"""

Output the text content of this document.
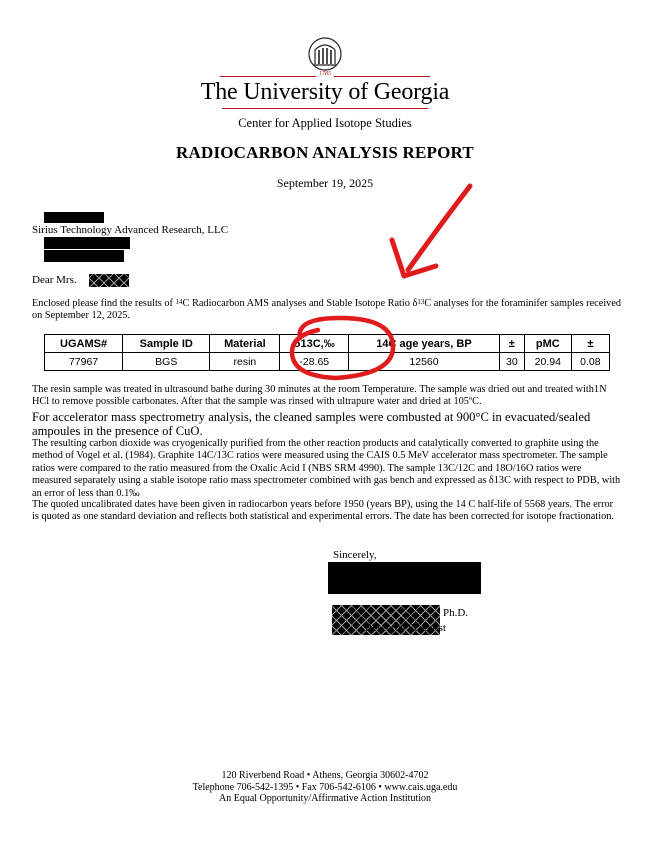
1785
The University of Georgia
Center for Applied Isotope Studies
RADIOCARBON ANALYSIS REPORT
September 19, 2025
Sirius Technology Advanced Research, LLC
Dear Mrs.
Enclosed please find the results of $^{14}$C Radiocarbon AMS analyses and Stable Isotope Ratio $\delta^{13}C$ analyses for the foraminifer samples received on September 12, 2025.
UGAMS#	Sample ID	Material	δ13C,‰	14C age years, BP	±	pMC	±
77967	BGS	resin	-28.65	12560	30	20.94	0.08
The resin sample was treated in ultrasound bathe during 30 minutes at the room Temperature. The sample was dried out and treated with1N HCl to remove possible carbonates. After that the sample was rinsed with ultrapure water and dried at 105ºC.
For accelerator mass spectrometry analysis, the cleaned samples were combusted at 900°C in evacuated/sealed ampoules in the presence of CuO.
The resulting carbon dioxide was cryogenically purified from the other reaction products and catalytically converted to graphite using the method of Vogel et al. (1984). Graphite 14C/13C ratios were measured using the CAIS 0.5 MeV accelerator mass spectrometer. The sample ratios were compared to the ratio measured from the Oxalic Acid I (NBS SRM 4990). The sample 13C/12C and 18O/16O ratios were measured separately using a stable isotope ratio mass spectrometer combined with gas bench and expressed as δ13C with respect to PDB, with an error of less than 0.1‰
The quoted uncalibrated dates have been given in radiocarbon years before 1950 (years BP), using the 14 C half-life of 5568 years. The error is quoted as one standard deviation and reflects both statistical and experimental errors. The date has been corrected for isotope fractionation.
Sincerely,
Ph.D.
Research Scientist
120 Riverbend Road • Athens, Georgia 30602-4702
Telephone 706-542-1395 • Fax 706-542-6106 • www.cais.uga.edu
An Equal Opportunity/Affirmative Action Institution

"""

TASK PROMPT:
Each line of the material must be retyped exactly, except that images are omitted.

SOLUTION TO THE PROBLEM:
Output the text content of this document.
1785
The University of Georgia
Center for Applied Isotope Studies
RADIOCARBON ANALYSIS REPORT
September 19, 2025
Sirius Technology Advanced Research, LLC
Dear Mrs.
Enclosed please find the results of $^{14}$C Radiocarbon AMS analyses and Stable Isotope Ratio $\delta^{13}C$ analyses for the foraminifer samples received on September 12, 2025.
UGAMS#	Sample ID	Material	δ13C,‰	14C age years, BP	±	pMC	±
77967	BGS	resin	-28.65	12560	30	20.94	0.08
The resin sample was treated in ultrasound bathe during 30 minutes at the room Temperature. The sample was dried out and treated with1N HCl to remove possible carbonates. After that the sample was rinsed with ultrapure water and dried at 105ºC.
For accelerator mass spectrometry analysis, the cleaned samples were combusted at 900°C in evacuated/sealed ampoules in the presence of CuO.
The resulting carbon dioxide was cryogenically purified from the other reaction products and catalytically converted to graphite using the method of Vogel et al. (1984). Graphite 14C/13C ratios were measured using the CAIS 0.5 MeV accelerator mass spectrometer. The sample ratios were compared to the ratio measured from the Oxalic Acid I (NBS SRM 4990). The sample 13C/12C and 18O/16O ratios were measured separately using a stable isotope ratio mass spectrometer combined with gas bench and expressed as δ13C with respect to PDB, with an error of less than 0.1‰
The quoted uncalibrated dates have been given in radiocarbon years before 1950 (years BP), using the 14 C half-life of 5568 years. The error is quoted as one standard deviation and reflects both statistical and experimental errors. The date has been corrected for isotope fractionation.
Sincerely,
Ph.D.
Research Scientist
120 Riverbend Road • Athens, Georgia 30602-4702
Telephone 706-542-1395 • Fax 706-542-6106 • www.cais.uga.edu
An Equal Opportunity/Affirmative Action Institution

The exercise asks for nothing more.